GIVEN TASK:
Write out the entries verbatim and leave the images out of the copy.

-*-

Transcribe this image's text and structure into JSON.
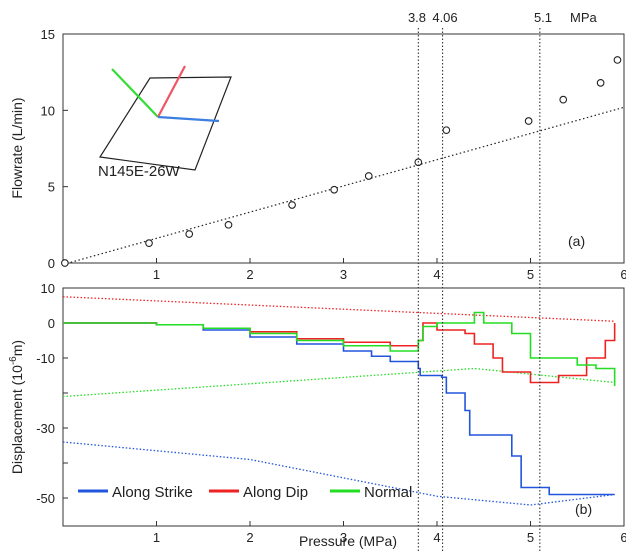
{
  "chart_data": [
    {
      "type": "scatter",
      "panel_label": "(a)",
      "title": "",
      "xlabel": "",
      "ylabel": "Flowrate (L/min)",
      "xlim": [
        0,
        6
      ],
      "ylim": [
        0,
        15
      ],
      "x_ticks": [
        "",
        "1",
        "2",
        "3",
        "4",
        "5",
        "6"
      ],
      "y_ticks": [
        "0",
        "5",
        "10",
        "15"
      ],
      "points": {
        "x": [
          0.02,
          0.92,
          1.35,
          1.77,
          2.45,
          2.9,
          3.27,
          3.8,
          4.1,
          4.98,
          5.35,
          5.75,
          5.93
        ],
        "y": [
          0.0,
          1.3,
          1.9,
          2.5,
          3.8,
          4.8,
          5.7,
          6.6,
          8.7,
          9.3,
          10.7,
          11.8,
          13.3
        ]
      },
      "fit_line": {
        "x": [
          0,
          6
        ],
        "y": [
          -0.1,
          10.2
        ]
      },
      "markers": {
        "values": [
          3.8,
          4.06,
          5.1
        ],
        "labels": [
          "3.8",
          "4.06",
          "5.1"
        ],
        "unit": "MPa"
      },
      "inset": {
        "label": "N145E-26W",
        "colors": {
          "strike": "#3c7fe0",
          "dip": "#ee5566",
          "normal": "#33dd33"
        }
      }
    },
    {
      "type": "line",
      "panel_label": "(b)",
      "title": "",
      "xlabel": "Pressure (MPa)",
      "ylabel": "Displacement (10",
      "ylabel_exp": "-6",
      "ylabel_end": "m)",
      "xlim": [
        0,
        6
      ],
      "ylim": [
        -58,
        10
      ],
      "x_ticks": [
        "",
        "1",
        "2",
        "3",
        "4",
        "5",
        "6"
      ],
      "y_ticks": [
        "10",
        "0",
        "-10",
        "",
        "-30",
        "",
        "-50"
      ],
      "y_tick_values": [
        10,
        0,
        -10,
        -20,
        -30,
        -40,
        -50
      ],
      "legend_position": "bottom-left",
      "series": [
        {
          "name": "Along Strike",
          "color": "#2255dd",
          "x": [
            0,
            0.5,
            1.0,
            1.5,
            2.0,
            2.5,
            3.0,
            3.3,
            3.5,
            3.8,
            3.82,
            4.05,
            4.1,
            4.3,
            4.35,
            4.8,
            4.9,
            5.2,
            5.5,
            5.9
          ],
          "y": [
            0,
            0,
            -0.5,
            -2,
            -4,
            -6,
            -8,
            -9.5,
            -11,
            -13,
            -15,
            -15.5,
            -20,
            -25,
            -32,
            -38,
            -47,
            -49,
            -49,
            -49
          ]
        },
        {
          "name": "Along Dip",
          "color": "#ee2222",
          "x": [
            0,
            0.5,
            1.0,
            1.5,
            2.0,
            2.5,
            3.0,
            3.5,
            3.8,
            3.85,
            4.0,
            4.3,
            4.4,
            4.6,
            4.7,
            5.0,
            5.3,
            5.6,
            5.8,
            5.9
          ],
          "y": [
            0,
            0,
            -0.5,
            -1.5,
            -2.5,
            -4.5,
            -5.5,
            -6.5,
            -5,
            0,
            -2,
            -3,
            -6,
            -10,
            -14,
            -17,
            -15,
            -10,
            -5,
            0
          ]
        },
        {
          "name": "Normal",
          "color": "#22dd22",
          "x": [
            0,
            0.5,
            1.0,
            1.5,
            2.0,
            2.5,
            3.0,
            3.5,
            3.8,
            3.85,
            4.0,
            4.4,
            4.5,
            4.8,
            5.0,
            5.3,
            5.5,
            5.7,
            5.9
          ],
          "y": [
            0,
            0,
            -0.5,
            -1.5,
            -3,
            -5,
            -6.5,
            -8,
            -5,
            -1,
            0,
            3,
            0,
            -3,
            -10,
            -10,
            -12,
            -13,
            -18
          ]
        }
      ],
      "dotted_series": [
        {
          "color": "#ee2222",
          "x": [
            0,
            5.9
          ],
          "y": [
            7.5,
            0.5
          ]
        },
        {
          "color": "#22dd22",
          "x": [
            0,
            4.4,
            5.9
          ],
          "y": [
            -21,
            -13,
            -17
          ]
        },
        {
          "color": "#2255dd",
          "x": [
            0,
            2.0,
            4.0,
            5.0,
            5.9
          ],
          "y": [
            -34,
            -39,
            -49.5,
            -52,
            -49
          ]
        }
      ]
    }
  ]
}
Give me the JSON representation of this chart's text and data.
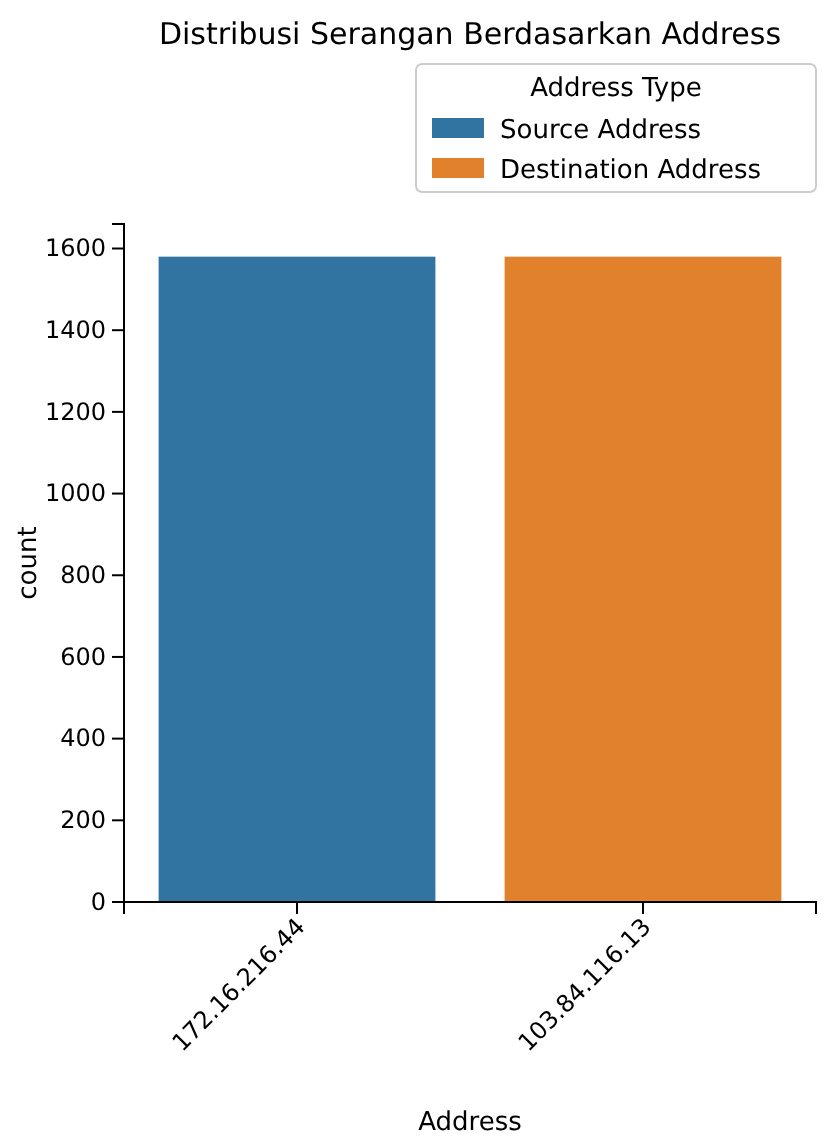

-*-

WORKED ANSWER:
Transcribe this image's text and structure into JSON.
{
  "chart_data": [
    {
      "type": "scatter",
      "panel_label": "(a)",
      "title": "",
      "xlabel": "",
      "ylabel": "Flowrate (L/min)",
      "xlim": [
        0,
        6
      ],
      "ylim": [
        0,
        15
      ],
      "x_ticks": [
        "",
        "1",
        "2",
        "3",
        "4",
        "5",
        "6"
      ],
      "y_ticks": [
        "0",
        "5",
        "10",
        "15"
      ],
      "points": {
        "x": [
          0.02,
          0.92,
          1.35,
          1.77,
          2.45,
          2.9,
          3.27,
          3.8,
          4.1,
          4.98,
          5.35,
          5.75,
          5.93
        ],
        "y": [
          0.0,
          1.3,
          1.9,
          2.5,
          3.8,
          4.8,
          5.7,
          6.6,
          8.7,
          9.3,
          10.7,
          11.8,
          13.3
        ]
      },
      "fit_line": {
        "x": [
          0,
          6
        ],
        "y": [
          -0.1,
          10.2
        ]
      },
      "markers": {
        "values": [
          3.8,
          4.06,
          5.1
        ],
        "labels": [
          "3.8",
          "4.06",
          "5.1"
        ],
        "unit": "MPa"
      },
      "inset": {
        "label": "N145E-26W",
        "colors": {
          "strike": "#3c7fe0",
          "dip": "#ee5566",
          "normal": "#33dd33"
        }
      }
    },
    {
      "type": "line",
      "panel_label": "(b)",
      "title": "",
      "xlabel": "Pressure (MPa)",
      "ylabel": "Displacement (10",
      "ylabel_exp": "-6",
      "ylabel_end": "m)",
      "xlim": [
        0,
        6
      ],
      "ylim": [
        -58,
        10
      ],
      "x_ticks": [
        "",
        "1",
        "2",
        "3",
        "4",
        "5",
        "6"
      ],
      "y_ticks": [
        "10",
        "0",
        "-10",
        "",
        "-30",
        "",
        "-50"
      ],
      "y_tick_values": [
        10,
        0,
        -10,
        -20,
        -30,
        -40,
        -50
      ],
      "legend_position": "bottom-left",
      "series": [
        {
          "name": "Along Strike",
          "color": "#2255dd",
          "x": [
            0,
            0.5,
            1.0,
            1.5,
            2.0,
            2.5,
            3.0,
            3.3,
            3.5,
            3.8,
            3.82,
            4.05,
            4.1,
            4.3,
            4.35,
            4.8,
            4.9,
            5.2,
            5.5,
            5.9
          ],
          "y": [
            0,
            0,
            -0.5,
            -2,
            -4,
            -6,
            -8,
            -9.5,
            -11,
            -13,
            -15,
            -15.5,
            -20,
            -25,
            -32,
            -38,
            -47,
            -49,
            -49,
            -49
          ]
        },
        {
          "name": "Along Dip",
          "color": "#ee2222",
          "x": [
            0,
            0.5,
            1.0,
            1.5,
            2.0,
            2.5,
            3.0,
            3.5,
            3.8,
            3.85,
            4.0,
            4.3,
            4.4,
            4.6,
            4.7,
            5.0,
            5.3,
            5.6,
            5.8,
            5.9
          ],
          "y": [
            0,
            0,
            -0.5,
            -1.5,
            -2.5,
            -4.5,
            -5.5,
            -6.5,
            -5,
            0,
            -2,
            -3,
            -6,
            -10,
            -14,
            -17,
            -15,
            -10,
            -5,
            0
          ]
        },
        {
          "name": "Normal",
          "color": "#22dd22",
          "x": [
            0,
            0.5,
            1.0,
            1.5,
            2.0,
            2.5,
            3.0,
            3.5,
            3.8,
            3.85,
            4.0,
            4.4,
            4.5,
            4.8,
            5.0,
            5.3,
            5.5,
            5.7,
            5.9
          ],
          "y": [
            0,
            0,
            -0.5,
            -1.5,
            -3,
            -5,
            -6.5,
            -8,
            -5,
            -1,
            0,
            3,
            0,
            -3,
            -10,
            -10,
            -12,
            -13,
            -18
          ]
        }
      ],
      "dotted_series": [
        {
          "color": "#ee2222",
          "x": [
            0,
            5.9
          ],
          "y": [
            7.5,
            0.5
          ]
        },
        {
          "color": "#22dd22",
          "x": [
            0,
            4.4,
            5.9
          ],
          "y": [
            -21,
            -13,
            -17
          ]
        },
        {
          "color": "#2255dd",
          "x": [
            0,
            2.0,
            4.0,
            5.0,
            5.9
          ],
          "y": [
            -34,
            -39,
            -49.5,
            -52,
            -49
          ]
        }
      ]
    }
  ]
}
Give me the JSON representation of this chart's text and data.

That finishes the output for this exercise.